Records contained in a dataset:
____________

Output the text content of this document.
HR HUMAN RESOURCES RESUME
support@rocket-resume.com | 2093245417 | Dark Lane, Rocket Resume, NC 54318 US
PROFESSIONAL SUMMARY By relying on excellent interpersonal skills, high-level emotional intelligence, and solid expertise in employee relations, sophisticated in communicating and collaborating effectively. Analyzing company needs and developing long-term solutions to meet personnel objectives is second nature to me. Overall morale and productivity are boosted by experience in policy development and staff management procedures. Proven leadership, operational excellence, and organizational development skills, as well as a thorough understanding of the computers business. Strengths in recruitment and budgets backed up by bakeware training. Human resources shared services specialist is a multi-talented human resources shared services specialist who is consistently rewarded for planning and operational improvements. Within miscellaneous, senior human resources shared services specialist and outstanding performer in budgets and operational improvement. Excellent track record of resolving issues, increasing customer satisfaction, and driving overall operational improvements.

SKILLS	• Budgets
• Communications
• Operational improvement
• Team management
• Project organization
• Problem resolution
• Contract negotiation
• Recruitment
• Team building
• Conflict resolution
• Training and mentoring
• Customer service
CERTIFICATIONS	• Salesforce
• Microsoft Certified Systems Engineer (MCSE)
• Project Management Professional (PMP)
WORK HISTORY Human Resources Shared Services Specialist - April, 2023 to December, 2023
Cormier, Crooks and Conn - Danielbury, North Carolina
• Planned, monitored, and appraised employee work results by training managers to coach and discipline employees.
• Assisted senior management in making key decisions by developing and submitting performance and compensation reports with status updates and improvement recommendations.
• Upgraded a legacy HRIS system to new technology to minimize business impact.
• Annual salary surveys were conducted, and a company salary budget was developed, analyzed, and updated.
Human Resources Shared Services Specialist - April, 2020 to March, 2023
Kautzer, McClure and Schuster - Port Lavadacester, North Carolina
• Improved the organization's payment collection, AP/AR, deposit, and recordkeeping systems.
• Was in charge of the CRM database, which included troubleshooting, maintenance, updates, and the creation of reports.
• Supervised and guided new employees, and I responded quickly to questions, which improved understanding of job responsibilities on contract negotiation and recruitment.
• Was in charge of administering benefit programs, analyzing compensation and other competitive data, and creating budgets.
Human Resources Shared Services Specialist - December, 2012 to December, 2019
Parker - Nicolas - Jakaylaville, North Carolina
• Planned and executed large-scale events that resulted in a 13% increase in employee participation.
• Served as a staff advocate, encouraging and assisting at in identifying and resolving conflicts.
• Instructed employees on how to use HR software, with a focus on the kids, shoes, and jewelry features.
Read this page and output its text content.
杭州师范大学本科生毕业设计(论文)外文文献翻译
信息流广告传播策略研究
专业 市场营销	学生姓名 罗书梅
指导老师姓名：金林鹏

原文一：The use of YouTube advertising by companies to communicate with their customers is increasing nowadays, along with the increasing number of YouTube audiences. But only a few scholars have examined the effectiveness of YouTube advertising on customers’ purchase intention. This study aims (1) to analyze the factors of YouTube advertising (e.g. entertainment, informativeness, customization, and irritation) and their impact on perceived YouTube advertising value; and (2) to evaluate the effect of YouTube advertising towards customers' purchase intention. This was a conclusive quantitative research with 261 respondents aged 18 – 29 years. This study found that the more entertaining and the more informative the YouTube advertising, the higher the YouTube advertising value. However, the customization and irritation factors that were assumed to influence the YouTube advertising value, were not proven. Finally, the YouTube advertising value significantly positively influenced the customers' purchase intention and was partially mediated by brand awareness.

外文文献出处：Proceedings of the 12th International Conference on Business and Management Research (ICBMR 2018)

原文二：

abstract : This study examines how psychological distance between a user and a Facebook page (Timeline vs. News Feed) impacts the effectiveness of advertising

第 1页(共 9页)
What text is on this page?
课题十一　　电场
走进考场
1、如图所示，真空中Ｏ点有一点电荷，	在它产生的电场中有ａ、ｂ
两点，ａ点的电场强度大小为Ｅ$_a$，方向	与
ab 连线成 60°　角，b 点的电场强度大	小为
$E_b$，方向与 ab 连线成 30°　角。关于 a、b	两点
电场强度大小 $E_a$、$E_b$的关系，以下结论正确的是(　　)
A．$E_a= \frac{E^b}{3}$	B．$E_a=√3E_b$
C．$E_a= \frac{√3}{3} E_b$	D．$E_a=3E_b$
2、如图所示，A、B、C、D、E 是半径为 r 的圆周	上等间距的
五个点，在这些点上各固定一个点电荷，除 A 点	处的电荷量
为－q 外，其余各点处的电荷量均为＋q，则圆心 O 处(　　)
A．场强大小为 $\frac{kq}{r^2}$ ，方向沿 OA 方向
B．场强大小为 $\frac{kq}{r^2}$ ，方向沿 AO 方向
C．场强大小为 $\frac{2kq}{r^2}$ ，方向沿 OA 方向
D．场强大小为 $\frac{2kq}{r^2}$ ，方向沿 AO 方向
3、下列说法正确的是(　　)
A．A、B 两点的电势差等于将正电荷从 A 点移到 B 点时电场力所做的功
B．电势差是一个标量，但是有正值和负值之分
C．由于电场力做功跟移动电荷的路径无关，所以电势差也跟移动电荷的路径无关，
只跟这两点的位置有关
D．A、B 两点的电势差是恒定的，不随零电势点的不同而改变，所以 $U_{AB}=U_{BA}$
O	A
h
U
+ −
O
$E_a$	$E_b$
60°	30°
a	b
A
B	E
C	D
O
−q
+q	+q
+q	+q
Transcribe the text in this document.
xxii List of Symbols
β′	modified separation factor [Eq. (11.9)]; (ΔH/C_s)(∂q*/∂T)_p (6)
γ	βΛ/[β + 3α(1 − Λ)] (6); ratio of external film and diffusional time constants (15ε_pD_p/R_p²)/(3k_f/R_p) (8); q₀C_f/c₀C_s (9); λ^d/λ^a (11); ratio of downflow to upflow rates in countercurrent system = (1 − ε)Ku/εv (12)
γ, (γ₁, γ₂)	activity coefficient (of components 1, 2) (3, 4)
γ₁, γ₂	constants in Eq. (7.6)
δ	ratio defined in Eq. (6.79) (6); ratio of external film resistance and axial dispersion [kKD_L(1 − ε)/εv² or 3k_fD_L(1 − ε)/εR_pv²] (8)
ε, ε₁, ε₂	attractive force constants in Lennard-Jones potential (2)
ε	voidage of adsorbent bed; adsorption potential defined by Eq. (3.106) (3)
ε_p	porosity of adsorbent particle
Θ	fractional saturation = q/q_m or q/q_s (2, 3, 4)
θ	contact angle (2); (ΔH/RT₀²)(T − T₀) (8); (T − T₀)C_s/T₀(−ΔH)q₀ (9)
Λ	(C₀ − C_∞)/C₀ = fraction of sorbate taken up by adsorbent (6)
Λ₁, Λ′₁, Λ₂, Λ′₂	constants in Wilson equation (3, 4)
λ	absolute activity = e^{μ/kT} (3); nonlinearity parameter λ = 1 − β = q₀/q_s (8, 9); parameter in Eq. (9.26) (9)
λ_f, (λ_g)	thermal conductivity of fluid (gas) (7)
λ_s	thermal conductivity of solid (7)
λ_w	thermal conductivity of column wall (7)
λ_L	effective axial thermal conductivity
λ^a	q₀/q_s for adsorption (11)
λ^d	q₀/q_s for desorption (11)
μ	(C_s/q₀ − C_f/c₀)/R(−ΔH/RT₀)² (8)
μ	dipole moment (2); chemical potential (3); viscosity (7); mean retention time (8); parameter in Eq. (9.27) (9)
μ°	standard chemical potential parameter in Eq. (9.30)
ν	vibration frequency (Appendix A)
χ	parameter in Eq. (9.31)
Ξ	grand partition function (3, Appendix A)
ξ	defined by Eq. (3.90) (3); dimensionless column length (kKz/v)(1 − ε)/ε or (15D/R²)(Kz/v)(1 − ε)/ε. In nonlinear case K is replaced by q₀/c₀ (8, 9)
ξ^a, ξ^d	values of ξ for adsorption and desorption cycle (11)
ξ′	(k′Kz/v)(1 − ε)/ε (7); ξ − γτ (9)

____________

Task prompt:
Repeat every entry exactly, please.

The solution:
Output the text content of this document.
HR HUMAN RESOURCES RESUME
support@rocket-resume.com | 2093245417 | Dark Lane, Rocket Resume, NC 54318 US
PROFESSIONAL SUMMARY By relying on excellent interpersonal skills, high-level emotional intelligence, and solid expertise in employee relations, sophisticated in communicating and collaborating effectively. Analyzing company needs and developing long-term solutions to meet personnel objectives is second nature to me. Overall morale and productivity are boosted by experience in policy development and staff management procedures. Proven leadership, operational excellence, and organizational development skills, as well as a thorough understanding of the computers business. Strengths in recruitment and budgets backed up by bakeware training. Human resources shared services specialist is a multi-talented human resources shared services specialist who is consistently rewarded for planning and operational improvements. Within miscellaneous, senior human resources shared services specialist and outstanding performer in budgets and operational improvement. Excellent track record of resolving issues, increasing customer satisfaction, and driving overall operational improvements.

SKILLS	• Budgets
• Communications
• Operational improvement
• Team management
• Project organization
• Problem resolution
• Contract negotiation
• Recruitment
• Team building
• Conflict resolution
• Training and mentoring
• Customer service
CERTIFICATIONS	• Salesforce
• Microsoft Certified Systems Engineer (MCSE)
• Project Management Professional (PMP)
WORK HISTORY Human Resources Shared Services Specialist - April, 2023 to December, 2023
Cormier, Crooks and Conn - Danielbury, North Carolina
• Planned, monitored, and appraised employee work results by training managers to coach and discipline employees.
• Assisted senior management in making key decisions by developing and submitting performance and compensation reports with status updates and improvement recommendations.
• Upgraded a legacy HRIS system to new technology to minimize business impact.
• Annual salary surveys were conducted, and a company salary budget was developed, analyzed, and updated.
Human Resources Shared Services Specialist - April, 2020 to March, 2023
Kautzer, McClure and Schuster - Port Lavadacester, North Carolina
• Improved the organization's payment collection, AP/AR, deposit, and recordkeeping systems.
• Was in charge of the CRM database, which included troubleshooting, maintenance, updates, and the creation of reports.
• Supervised and guided new employees, and I responded quickly to questions, which improved understanding of job responsibilities on contract negotiation and recruitment.
• Was in charge of administering benefit programs, analyzing compensation and other competitive data, and creating budgets.
Human Resources Shared Services Specialist - December, 2012 to December, 2019
Parker - Nicolas - Jakaylaville, North Carolina
• Planned and executed large-scale events that resulted in a 13% increase in employee participation.
• Served as a staff advocate, encouraging and assisting at in identifying and resolving conflicts.
• Instructed employees on how to use HR software, with a focus on the kids, shoes, and jewelry features.
Read this page and output its text content.
杭州师范大学本科生毕业设计(论文)外文文献翻译
信息流广告传播策略研究
专业 市场营销	学生姓名 罗书梅
指导老师姓名：金林鹏

原文一：The use of YouTube advertising by companies to communicate with their customers is increasing nowadays, along with the increasing number of YouTube audiences. But only a few scholars have examined the effectiveness of YouTube advertising on customers’ purchase intention. This study aims (1) to analyze the factors of YouTube advertising (e.g. entertainment, informativeness, customization, and irritation) and their impact on perceived YouTube advertising value; and (2) to evaluate the effect of YouTube advertising towards customers' purchase intention. This was a conclusive quantitative research with 261 respondents aged 18 – 29 years. This study found that the more entertaining and the more informative the YouTube advertising, the higher the YouTube advertising value. However, the customization and irritation factors that were assumed to influence the YouTube advertising value, were not proven. Finally, the YouTube advertising value significantly positively influenced the customers' purchase intention and was partially mediated by brand awareness.

外文文献出处：Proceedings of the 12th International Conference on Business and Management Research (ICBMR 2018)

原文二：

abstract : This study examines how psychological distance between a user and a Facebook page (Timeline vs. News Feed) impacts the effectiveness of advertising

第 1页(共 9页)
What text is on this page?
课题十一　　电场
走进考场
1、如图所示，真空中Ｏ点有一点电荷，	在它产生的电场中有ａ、ｂ
两点，ａ点的电场强度大小为Ｅ$_a$，方向	与
ab 连线成 60°　角，b 点的电场强度大	小为
$E_b$，方向与 ab 连线成 30°　角。关于 a、b	两点
电场强度大小 $E_a$、$E_b$的关系，以下结论正确的是(　　)
A．$E_a= \frac{E^b}{3}$	B．$E_a=√3E_b$
C．$E_a= \frac{√3}{3} E_b$	D．$E_a=3E_b$
2、如图所示，A、B、C、D、E 是半径为 r 的圆周	上等间距的
五个点，在这些点上各固定一个点电荷，除 A 点	处的电荷量
为－q 外，其余各点处的电荷量均为＋q，则圆心 O 处(　　)
A．场强大小为 $\frac{kq}{r^2}$ ，方向沿 OA 方向
B．场强大小为 $\frac{kq}{r^2}$ ，方向沿 AO 方向
C．场强大小为 $\frac{2kq}{r^2}$ ，方向沿 OA 方向
D．场强大小为 $\frac{2kq}{r^2}$ ，方向沿 AO 方向
3、下列说法正确的是(　　)
A．A、B 两点的电势差等于将正电荷从 A 点移到 B 点时电场力所做的功
B．电势差是一个标量，但是有正值和负值之分
C．由于电场力做功跟移动电荷的路径无关，所以电势差也跟移动电荷的路径无关，
只跟这两点的位置有关
D．A、B 两点的电势差是恒定的，不随零电势点的不同而改变，所以 $U_{AB}=U_{BA}$
O	A
h
U
+ −
O
$E_a$	$E_b$
60°	30°
a	b
A
B	E
C	D
O
−q
+q	+q
+q	+q
Transcribe the text in this document.
xxii List of Symbols
β′	modified separation factor [Eq. (11.9)]; (ΔH/C_s)(∂q*/∂T)_p (6)
γ	βΛ/[β + 3α(1 − Λ)] (6); ratio of external film and diffusional time constants (15ε_pD_p/R_p²)/(3k_f/R_p) (8); q₀C_f/c₀C_s (9); λ^d/λ^a (11); ratio of downflow to upflow rates in countercurrent system = (1 − ε)Ku/εv (12)
γ, (γ₁, γ₂)	activity coefficient (of components 1, 2) (3, 4)
γ₁, γ₂	constants in Eq. (7.6)
δ	ratio defined in Eq. (6.79) (6); ratio of external film resistance and axial dispersion [kKD_L(1 − ε)/εv² or 3k_fD_L(1 − ε)/εR_pv²] (8)
ε, ε₁, ε₂	attractive force constants in Lennard-Jones potential (2)
ε	voidage of adsorbent bed; adsorption potential defined by Eq. (3.106) (3)
ε_p	porosity of adsorbent particle
Θ	fractional saturation = q/q_m or q/q_s (2, 3, 4)
θ	contact angle (2); (ΔH/RT₀²)(T − T₀) (8); (T − T₀)C_s/T₀(−ΔH)q₀ (9)
Λ	(C₀ − C_∞)/C₀ = fraction of sorbate taken up by adsorbent (6)
Λ₁, Λ′₁, Λ₂, Λ′₂	constants in Wilson equation (3, 4)
λ	absolute activity = e^{μ/kT} (3); nonlinearity parameter λ = 1 − β = q₀/q_s (8, 9); parameter in Eq. (9.26) (9)
λ_f, (λ_g)	thermal conductivity of fluid (gas) (7)
λ_s	thermal conductivity of solid (7)
λ_w	thermal conductivity of column wall (7)
λ_L	effective axial thermal conductivity
λ^a	q₀/q_s for adsorption (11)
λ^d	q₀/q_s for desorption (11)
μ	(C_s/q₀ − C_f/c₀)/R(−ΔH/RT₀)² (8)
μ	dipole moment (2); chemical potential (3); viscosity (7); mean retention time (8); parameter in Eq. (9.27) (9)
μ°	standard chemical potential parameter in Eq. (9.30)
ν	vibration frequency (Appendix A)
χ	parameter in Eq. (9.31)
Ξ	grand partition function (3, Appendix A)
ξ	defined by Eq. (3.90) (3); dimensionless column length (kKz/v)(1 − ε)/ε or (15D/R²)(Kz/v)(1 − ε)/ε. In nonlinear case K is replaced by q₀/c₀ (8, 9)
ξ^a, ξ^d	values of ξ for adsorption and desorption cycle (11)
ξ′	(k′Kz/v)(1 − ε)/ε (7); ξ − γτ (9)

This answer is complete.